> **EXERCISE DIRECTIONS**
Turn the material below into a Markdown table with the columns Row and Line, giving each line a number and its own row. Skip blank lines and leave the pictures out.

> **TASK MATERIAL**
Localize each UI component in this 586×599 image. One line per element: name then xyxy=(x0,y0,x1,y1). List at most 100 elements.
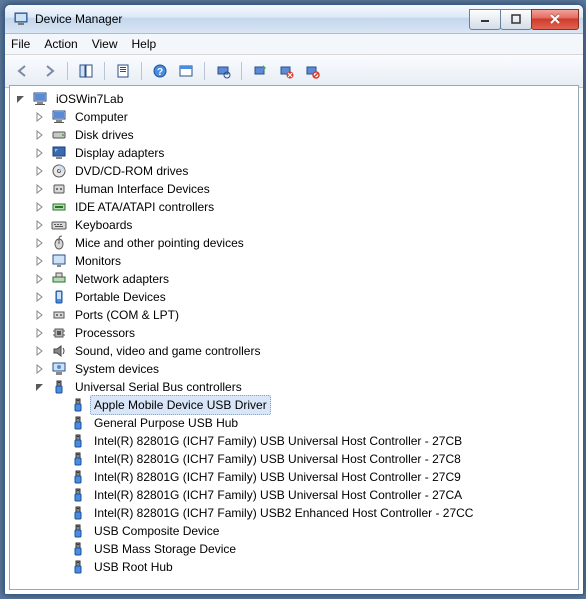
expander-icon[interactable] xyxy=(33,200,47,214)
back-button[interactable] xyxy=(11,59,35,83)
expander-icon[interactable] xyxy=(33,164,47,178)
sound-icon xyxy=(51,343,67,359)
tree-scroll[interactable]: iOSWin7LabComputerDisk drivesDisplay ada… xyxy=(10,86,578,589)
tree-root[interactable]: iOSWin7Lab xyxy=(14,90,578,108)
expander-icon[interactable] xyxy=(33,344,47,358)
tree-item-label: Intel(R) 82801G (ICH7 Family) USB Univer… xyxy=(90,467,465,487)
expander-icon[interactable] xyxy=(33,182,47,196)
device-manager-window: Device Manager File Action View Help ? i… xyxy=(4,4,584,595)
tree-category[interactable]: Portable Devices xyxy=(14,288,578,306)
expander-icon[interactable] xyxy=(33,308,47,322)
minimize-button[interactable] xyxy=(469,9,501,30)
tree-item-label: System devices xyxy=(71,359,163,379)
tree-device[interactable]: USB Root Hub xyxy=(14,558,578,576)
expander-icon[interactable] xyxy=(33,218,47,232)
close-button[interactable] xyxy=(531,9,579,30)
tree-category[interactable]: Sound, video and game controllers xyxy=(14,342,578,360)
expander-icon[interactable] xyxy=(33,272,47,286)
expander-icon[interactable] xyxy=(14,92,28,106)
mouse-icon xyxy=(51,235,67,251)
usb-icon xyxy=(70,559,86,575)
tree-category[interactable]: Keyboards xyxy=(14,216,578,234)
tree-category[interactable]: Human Interface Devices xyxy=(14,180,578,198)
tree-category-usb[interactable]: Universal Serial Bus controllers xyxy=(14,378,578,396)
display-icon xyxy=(51,145,67,161)
tree-device[interactable]: Intel(R) 82801G (ICH7 Family) USB Univer… xyxy=(14,486,578,504)
tree-category[interactable]: DVD/CD-ROM drives xyxy=(14,162,578,180)
tree-category[interactable]: Monitors xyxy=(14,252,578,270)
action-button[interactable] xyxy=(174,59,198,83)
tree-item-label: Mice and other pointing devices xyxy=(71,233,248,253)
tree-category[interactable]: Mice and other pointing devices xyxy=(14,234,578,252)
tree-device[interactable]: Apple Mobile Device USB Driver xyxy=(14,396,578,414)
svg-text:?: ? xyxy=(157,67,163,78)
expander-icon[interactable] xyxy=(33,146,47,160)
tree-category[interactable]: System devices xyxy=(14,360,578,378)
toolbar-separator xyxy=(204,62,205,80)
tree-item-label: Sound, video and game controllers xyxy=(71,341,264,361)
network-icon xyxy=(51,271,67,287)
uninstall-button[interactable] xyxy=(274,59,298,83)
tree-device[interactable]: USB Composite Device xyxy=(14,522,578,540)
scan-hardware-button[interactable] xyxy=(211,59,235,83)
tree-item-label: Ports (COM & LPT) xyxy=(71,305,183,325)
forward-button[interactable] xyxy=(37,59,61,83)
tree-item-label: Intel(R) 82801G (ICH7 Family) USB2 Enhan… xyxy=(90,503,477,523)
tree-category[interactable]: Processors xyxy=(14,324,578,342)
toolbar-separator xyxy=(104,62,105,80)
tree-item-label: Portable Devices xyxy=(71,287,170,307)
tree-device[interactable]: Intel(R) 82801G (ICH7 Family) USB Univer… xyxy=(14,432,578,450)
computer-icon xyxy=(51,109,67,125)
tree-item-label: iOSWin7Lab xyxy=(52,89,127,109)
maximize-button[interactable] xyxy=(500,9,532,30)
tree-device[interactable]: Intel(R) 82801G (ICH7 Family) USB2 Enhan… xyxy=(14,504,578,522)
tree-item-label: IDE ATA/ATAPI controllers xyxy=(71,197,218,217)
app-icon xyxy=(13,11,29,27)
menu-file[interactable]: File xyxy=(11,37,30,51)
tree-category[interactable]: IDE ATA/ATAPI controllers xyxy=(14,198,578,216)
expander-icon[interactable] xyxy=(33,326,47,340)
expander-icon[interactable] xyxy=(33,380,47,394)
usb-icon xyxy=(51,379,67,395)
tree-category[interactable]: Ports (COM & LPT) xyxy=(14,306,578,324)
tree-item-label: Human Interface Devices xyxy=(71,179,214,199)
titlebar[interactable]: Device Manager xyxy=(5,5,583,34)
help-button[interactable]: ? xyxy=(148,59,172,83)
disable-button[interactable] xyxy=(300,59,324,83)
expander-icon[interactable] xyxy=(33,290,47,304)
tree-category[interactable]: Computer xyxy=(14,108,578,126)
tree-device[interactable]: General Purpose USB Hub xyxy=(14,414,578,432)
tree-device[interactable]: Intel(R) 82801G (ICH7 Family) USB Univer… xyxy=(14,450,578,468)
expander-icon[interactable] xyxy=(33,236,47,250)
tree-item-label: Monitors xyxy=(71,251,125,271)
show-hide-tree-button[interactable] xyxy=(74,59,98,83)
tree-device[interactable]: Intel(R) 82801G (ICH7 Family) USB Univer… xyxy=(14,468,578,486)
properties-button[interactable] xyxy=(111,59,135,83)
update-driver-button[interactable] xyxy=(248,59,272,83)
menu-view[interactable]: View xyxy=(92,37,118,51)
tree-item-label: Intel(R) 82801G (ICH7 Family) USB Univer… xyxy=(90,485,466,505)
expander-icon[interactable] xyxy=(33,254,47,268)
toolbar: ? xyxy=(5,55,583,88)
tree-category[interactable]: Disk drives xyxy=(14,126,578,144)
hid-icon xyxy=(51,181,67,197)
expander-icon[interactable] xyxy=(33,362,47,376)
tree-item-label: DVD/CD-ROM drives xyxy=(71,161,192,181)
tree-category[interactable]: Network adapters xyxy=(14,270,578,288)
menu-action[interactable]: Action xyxy=(44,37,77,51)
ports-icon xyxy=(51,307,67,323)
tree-device[interactable]: USB Mass Storage Device xyxy=(14,540,578,558)
window-title: Device Manager xyxy=(35,12,470,26)
tree-item-label: Disk drives xyxy=(71,125,138,145)
toolbar-separator xyxy=(241,62,242,80)
expander-icon[interactable] xyxy=(33,110,47,124)
usb-icon xyxy=(70,541,86,557)
expander-icon[interactable] xyxy=(33,128,47,142)
tree-item-label: General Purpose USB Hub xyxy=(90,413,242,433)
tree-item-label: USB Composite Device xyxy=(90,521,223,541)
menu-help[interactable]: Help xyxy=(132,37,157,51)
tree-category[interactable]: Display adapters xyxy=(14,144,578,162)
window-buttons xyxy=(470,9,579,30)
tree-item-label: Universal Serial Bus controllers xyxy=(71,377,246,397)
disk-icon xyxy=(51,127,67,143)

> **SOLVED PROBLEM**
| Row | Line |
|---|---|
| 1 | Localize each UI component in this 586×599 image. One line per element: name then xyxy=(x0,y0,x1,y1). List at most 100 elements. |
| 2 | expander-icon[interactable] xyxy=(33,200,47,214) |
| 3 | back-button[interactable] xyxy=(11,59,35,83) |
| 4 | expander-icon[interactable] xyxy=(33,164,47,178) |
| 5 | sound-icon xyxy=(51,343,67,359) |
| 6 | tree-scroll[interactable]: iOSWin7LabComputerDisk drivesDisplay ada… xyxy=(10,86,578,589) |
| 7 | tree-root[interactable]: iOSWin7Lab xyxy=(14,90,578,108) |
| 8 | expander-icon[interactable] xyxy=(33,344,47,358) |
| 9 | tree-item-label: Intel(R) 82801G (ICH7 Family) USB Univer… xyxy=(90,467,465,487) |
| 10 | expander-icon[interactable] xyxy=(33,182,47,196) |
| 11 | device-manager-window: Device Manager File Action View Help ? i… xyxy=(4,4,584,595) |
| 12 | tree-category[interactable]: Portable Devices xyxy=(14,288,578,306) |
| 13 | expander-icon[interactable] xyxy=(33,308,47,322) |
| 14 | minimize-button[interactable] xyxy=(469,9,501,30) |
| 15 | tree-item-label: System devices xyxy=(71,359,163,379) |
| 16 | tree-device[interactable]: USB Root Hub xyxy=(14,558,578,576) |
| 17 | expander-icon[interactable] xyxy=(33,218,47,232) |
| 18 | close-button[interactable] xyxy=(531,9,579,30) |
| 19 | tree-category[interactable]: Sound, video and game controllers xyxy=(14,342,578,360) |
| 20 | expander-icon[interactable] xyxy=(33,272,47,286) |
| 21 | expander-icon[interactable] xyxy=(14,92,28,106) |
| 22 | mouse-icon xyxy=(51,235,67,251) |
| 23 | usb-icon xyxy=(70,559,86,575) |
| 24 | tree-category[interactable]: Keyboards xyxy=(14,216,578,234) |
| 25 | tree-category[interactable]: Human Interface Devices xyxy=(14,180,578,198) |
| 26 | tree-category-usb[interactable]: Universal Serial Bus controllers xyxy=(14,378,578,396) |
| 27 | display-icon xyxy=(51,145,67,161) |
| 28 | tree-device[interactable]: Intel(R) 82801G (ICH7 Family) USB Univer… xyxy=(14,486,578,504) |
| 29 | tree-category[interactable]: DVD/CD-ROM drives xyxy=(14,162,578,180) |
| 30 | tree-category[interactable]: Monitors xyxy=(14,252,578,270) |
| 31 | action-button[interactable] xyxy=(174,59,198,83) |
| 32 | tree-item-label: Mice and other pointing devices xyxy=(71,233,248,253) |
| 33 | tree-category[interactable]: Mice and other pointing devices xyxy=(14,234,578,252) |
| 34 | tree-device[interactable]: Apple Mobile Device USB Driver xyxy=(14,396,578,414) |
| 35 | svg-text:?: ? xyxy=(157,67,163,78) |
| 36 | expander-icon[interactable] xyxy=(33,146,47,160) |
| 37 | tree-category[interactable]: System devices xyxy=(14,360,578,378) |
| 38 | toolbar-separator xyxy=(204,62,205,80) |
| 39 | tree-item-label: Sound, video and game controllers xyxy=(71,341,264,361) |
| 40 | network-icon xyxy=(51,271,67,287) |
| 41 | uninstall-button[interactable] xyxy=(274,59,298,83) |
| 42 | tree-device[interactable]: USB Composite Device xyxy=(14,522,578,540) |
| 43 | scan-hardware-button[interactable] xyxy=(211,59,235,83) |
| 44 | tree-item-label: Ports (COM & LPT) xyxy=(71,305,183,325) |
| 45 | forward-button[interactable] xyxy=(37,59,61,83) |
| 46 | tree-item-label: Intel(R) 82801G (ICH7 Family) USB2 Enhan… xyxy=(90,503,477,523) |
| 47 | tree-category[interactable]: Processors xyxy=(14,324,578,342) |
| 48 | toolbar-separator xyxy=(104,62,105,80) |
| 49 | tree-item-label: Portable Devices xyxy=(71,287,170,307) |
| 50 | tree-device[interactable]: Intel(R) 82801G (ICH7 Family) USB Univer… xyxy=(14,432,578,450) |
| 51 | computer-icon xyxy=(51,109,67,125) |
| 52 | tree-item-label: iOSWin7Lab xyxy=(52,89,127,109) |
| 53 | maximize-button[interactable] xyxy=(500,9,532,30) |
| 54 | tree-device[interactable]: Intel(R) 82801G (ICH7 Family) USB2 Enhan… xyxy=(14,504,578,522) |
| 55 | tree-item-label: IDE ATA/ATAPI controllers xyxy=(71,197,218,217) |
| 56 | app-icon xyxy=(13,11,29,27) |
| 57 | menu-file[interactable]: File xyxy=(11,37,30,51) |
| 58 | tree-category[interactable]: IDE ATA/ATAPI controllers xyxy=(14,198,578,216) |
| 59 | expander-icon[interactable] xyxy=(33,326,47,340) |
| 60 | expander-icon[interactable] xyxy=(33,380,47,394) |
| 61 | usb-icon xyxy=(51,379,67,395) |
| 62 | tree-category[interactable]: Ports (COM & LPT) xyxy=(14,306,578,324) |
| 63 | tree-item-label: Human Interface Devices xyxy=(71,179,214,199) |
| 64 | titlebar[interactable]: Device Manager xyxy=(5,5,583,34) |
| 65 | help-button[interactable]: ? xyxy=(148,59,172,83) |
| 66 | disable-button[interactable] xyxy=(300,59,324,83) |
| 67 | expander-icon[interactable] xyxy=(33,290,47,304) |
| 68 | tree-category[interactable]: Computer xyxy=(14,108,578,126) |
| 69 | tree-device[interactable]: General Purpose USB Hub xyxy=(14,414,578,432) |
| 70 | tree-device[interactable]: Intel(R) 82801G (ICH7 Family) USB Univer… xyxy=(14,450,578,468) |
| 71 | expander-icon[interactable] xyxy=(33,236,47,250) |
| 72 | tree-item-label: Monitors xyxy=(71,251,125,271) |
| 73 | show-hide-tree-button[interactable] xyxy=(74,59,98,83) |
| 74 | tree-device[interactable]: Intel(R) 82801G (ICH7 Family) USB Univer… xyxy=(14,468,578,486) |
| 75 | properties-button[interactable] xyxy=(111,59,135,83) |
| 76 | update-driver-button[interactable] xyxy=(248,59,272,83) |
| 77 | menu-view[interactable]: View xyxy=(92,37,118,51) |
| 78 | tree-item-label: Intel(R) 82801G (ICH7 Family) USB Univer… xyxy=(90,485,466,505) |
| 79 | expander-icon[interactable] xyxy=(33,254,47,268) |
| 80 | toolbar: ? xyxy=(5,55,583,88) |
| 81 | tree-category[interactable]: Disk drives xyxy=(14,126,578,144) |
| 82 | hid-icon xyxy=(51,181,67,197) |
| 83 | expander-icon[interactable] xyxy=(33,362,47,376) |
| 84 | tree-item-label: DVD/CD-ROM drives xyxy=(71,161,192,181) |
| 85 | tree-category[interactable]: Network adapters xyxy=(14,270,578,288) |
| 86 | menu-action[interactable]: Action xyxy=(44,37,77,51) |
| 87 | ports-icon xyxy=(51,307,67,323) |
| 88 | tree-device[interactable]: USB Mass Storage Device xyxy=(14,540,578,558) |
| 89 | window-title: Device Manager xyxy=(35,12,470,26) |
| 90 | tree-item-label: Disk drives xyxy=(71,125,138,145) |
| 91 | toolbar-separator xyxy=(241,62,242,80) |
| 92 | expander-icon[interactable] xyxy=(33,110,47,124) |
| 93 | usb-icon xyxy=(70,541,86,557) |
| 94 | expander-icon[interactable] xyxy=(33,128,47,142) |
| 95 | tree-item-label: General Purpose USB Hub xyxy=(90,413,242,433) |
| 96 | tree-item-label: USB Composite Device xyxy=(90,521,223,541) |
| 97 | menu-help[interactable]: Help xyxy=(132,37,157,51) |
| 98 | tree-category[interactable]: Display adapters xyxy=(14,144,578,162) |
| 99 | window-buttons xyxy=(470,9,579,30) |
| 100 | tree-item-label: Universal Serial Bus controllers xyxy=(71,377,246,397) |
| 101 | disk-icon xyxy=(51,127,67,143) |